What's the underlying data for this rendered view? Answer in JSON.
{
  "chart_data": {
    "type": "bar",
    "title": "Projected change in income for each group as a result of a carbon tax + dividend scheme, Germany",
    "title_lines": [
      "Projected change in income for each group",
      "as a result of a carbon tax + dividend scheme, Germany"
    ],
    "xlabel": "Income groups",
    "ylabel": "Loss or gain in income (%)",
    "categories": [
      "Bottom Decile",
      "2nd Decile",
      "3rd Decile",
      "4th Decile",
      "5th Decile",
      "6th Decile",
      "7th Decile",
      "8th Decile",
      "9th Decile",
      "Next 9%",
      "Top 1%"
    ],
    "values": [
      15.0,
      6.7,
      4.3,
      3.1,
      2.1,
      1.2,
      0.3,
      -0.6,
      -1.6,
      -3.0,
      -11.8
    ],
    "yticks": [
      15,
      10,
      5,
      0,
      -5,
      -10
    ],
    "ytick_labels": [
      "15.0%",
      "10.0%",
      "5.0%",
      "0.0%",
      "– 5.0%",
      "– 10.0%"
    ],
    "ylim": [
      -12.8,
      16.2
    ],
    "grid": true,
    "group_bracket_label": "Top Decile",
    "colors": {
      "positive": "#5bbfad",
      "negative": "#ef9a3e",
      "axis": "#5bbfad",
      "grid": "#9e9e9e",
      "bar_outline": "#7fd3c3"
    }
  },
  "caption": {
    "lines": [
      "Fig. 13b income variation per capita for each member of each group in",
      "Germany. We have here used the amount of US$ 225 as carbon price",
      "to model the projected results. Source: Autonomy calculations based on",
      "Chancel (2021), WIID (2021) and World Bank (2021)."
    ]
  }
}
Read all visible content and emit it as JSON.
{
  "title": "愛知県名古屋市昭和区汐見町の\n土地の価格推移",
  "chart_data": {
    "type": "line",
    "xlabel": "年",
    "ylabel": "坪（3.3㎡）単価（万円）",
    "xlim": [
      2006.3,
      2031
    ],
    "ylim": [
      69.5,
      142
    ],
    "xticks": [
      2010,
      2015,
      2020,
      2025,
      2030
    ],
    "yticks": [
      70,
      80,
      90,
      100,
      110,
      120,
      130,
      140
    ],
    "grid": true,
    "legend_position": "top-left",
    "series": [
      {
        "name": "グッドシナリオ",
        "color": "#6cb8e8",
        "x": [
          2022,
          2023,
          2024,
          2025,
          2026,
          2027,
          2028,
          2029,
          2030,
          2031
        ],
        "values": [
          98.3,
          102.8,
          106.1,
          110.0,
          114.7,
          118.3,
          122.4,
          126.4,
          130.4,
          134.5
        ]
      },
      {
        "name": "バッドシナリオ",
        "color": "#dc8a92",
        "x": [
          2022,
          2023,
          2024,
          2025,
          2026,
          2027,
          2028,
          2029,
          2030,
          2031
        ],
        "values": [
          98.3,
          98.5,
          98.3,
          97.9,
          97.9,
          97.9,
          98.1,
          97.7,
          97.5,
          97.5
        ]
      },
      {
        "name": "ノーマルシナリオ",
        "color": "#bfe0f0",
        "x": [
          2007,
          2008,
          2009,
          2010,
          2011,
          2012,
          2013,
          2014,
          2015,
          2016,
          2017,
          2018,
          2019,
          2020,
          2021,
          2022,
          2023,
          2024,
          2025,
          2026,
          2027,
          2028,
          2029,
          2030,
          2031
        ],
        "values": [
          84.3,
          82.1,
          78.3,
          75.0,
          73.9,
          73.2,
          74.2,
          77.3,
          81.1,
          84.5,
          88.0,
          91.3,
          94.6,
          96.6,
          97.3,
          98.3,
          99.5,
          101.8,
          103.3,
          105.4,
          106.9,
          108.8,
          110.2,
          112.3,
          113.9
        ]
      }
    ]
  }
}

________

- AIM -
Reproduce every record, matching each line exactly.

- IN RESPONSE -
What's the underlying data for this rendered view? Answer in JSON.
{
  "chart_data": {
    "type": "bar",
    "title": "Projected change in income for each group as a result of a carbon tax + dividend scheme, Germany",
    "title_lines": [
      "Projected change in income for each group",
      "as a result of a carbon tax + dividend scheme, Germany"
    ],
    "xlabel": "Income groups",
    "ylabel": "Loss or gain in income (%)",
    "categories": [
      "Bottom Decile",
      "2nd Decile",
      "3rd Decile",
      "4th Decile",
      "5th Decile",
      "6th Decile",
      "7th Decile",
      "8th Decile",
      "9th Decile",
      "Next 9%",
      "Top 1%"
    ],
    "values": [
      15.0,
      6.7,
      4.3,
      3.1,
      2.1,
      1.2,
      0.3,
      -0.6,
      -1.6,
      -3.0,
      -11.8
    ],
    "yticks": [
      15,
      10,
      5,
      0,
      -5,
      -10
    ],
    "ytick_labels": [
      "15.0%",
      "10.0%",
      "5.0%",
      "0.0%",
      "– 5.0%",
      "– 10.0%"
    ],
    "ylim": [
      -12.8,
      16.2
    ],
    "grid": true,
    "group_bracket_label": "Top Decile",
    "colors": {
      "positive": "#5bbfad",
      "negative": "#ef9a3e",
      "axis": "#5bbfad",
      "grid": "#9e9e9e",
      "bar_outline": "#7fd3c3"
    }
  },
  "caption": {
    "lines": [
      "Fig. 13b income variation per capita for each member of each group in",
      "Germany. We have here used the amount of US$ 225 as carbon price",
      "to model the projected results. Source: Autonomy calculations based on",
      "Chancel (2021), WIID (2021) and World Bank (2021)."
    ]
  }
}
Read all visible content and emit it as JSON.
{
  "title": "愛知県名古屋市昭和区汐見町の\n土地の価格推移",
  "chart_data": {
    "type": "line",
    "xlabel": "年",
    "ylabel": "坪（3.3㎡）単価（万円）",
    "xlim": [
      2006.3,
      2031
    ],
    "ylim": [
      69.5,
      142
    ],
    "xticks": [
      2010,
      2015,
      2020,
      2025,
      2030
    ],
    "yticks": [
      70,
      80,
      90,
      100,
      110,
      120,
      130,
      140
    ],
    "grid": true,
    "legend_position": "top-left",
    "series": [
      {
        "name": "グッドシナリオ",
        "color": "#6cb8e8",
        "x": [
          2022,
          2023,
          2024,
          2025,
          2026,
          2027,
          2028,
          2029,
          2030,
          2031
        ],
        "values": [
          98.3,
          102.8,
          106.1,
          110.0,
          114.7,
          118.3,
          122.4,
          126.4,
          130.4,
          134.5
        ]
      },
      {
        "name": "バッドシナリオ",
        "color": "#dc8a92",
        "x": [
          2022,
          2023,
          2024,
          2025,
          2026,
          2027,
          2028,
          2029,
          2030,
          2031
        ],
        "values": [
          98.3,
          98.5,
          98.3,
          97.9,
          97.9,
          97.9,
          98.1,
          97.7,
          97.5,
          97.5
        ]
      },
      {
        "name": "ノーマルシナリオ",
        "color": "#bfe0f0",
        "x": [
          2007,
          2008,
          2009,
          2010,
          2011,
          2012,
          2013,
          2014,
          2015,
          2016,
          2017,
          2018,
          2019,
          2020,
          2021,
          2022,
          2023,
          2024,
          2025,
          2026,
          2027,
          2028,
          2029,
          2030,
          2031
        ],
        "values": [
          84.3,
          82.1,
          78.3,
          75.0,
          73.9,
          73.2,
          74.2,
          77.3,
          81.1,
          84.5,
          88.0,
          91.3,
          94.6,
          96.6,
          97.3,
          98.3,
          99.5,
          101.8,
          103.3,
          105.4,
          106.9,
          108.8,
          110.2,
          112.3,
          113.9
        ]
      }
    ]
  }
}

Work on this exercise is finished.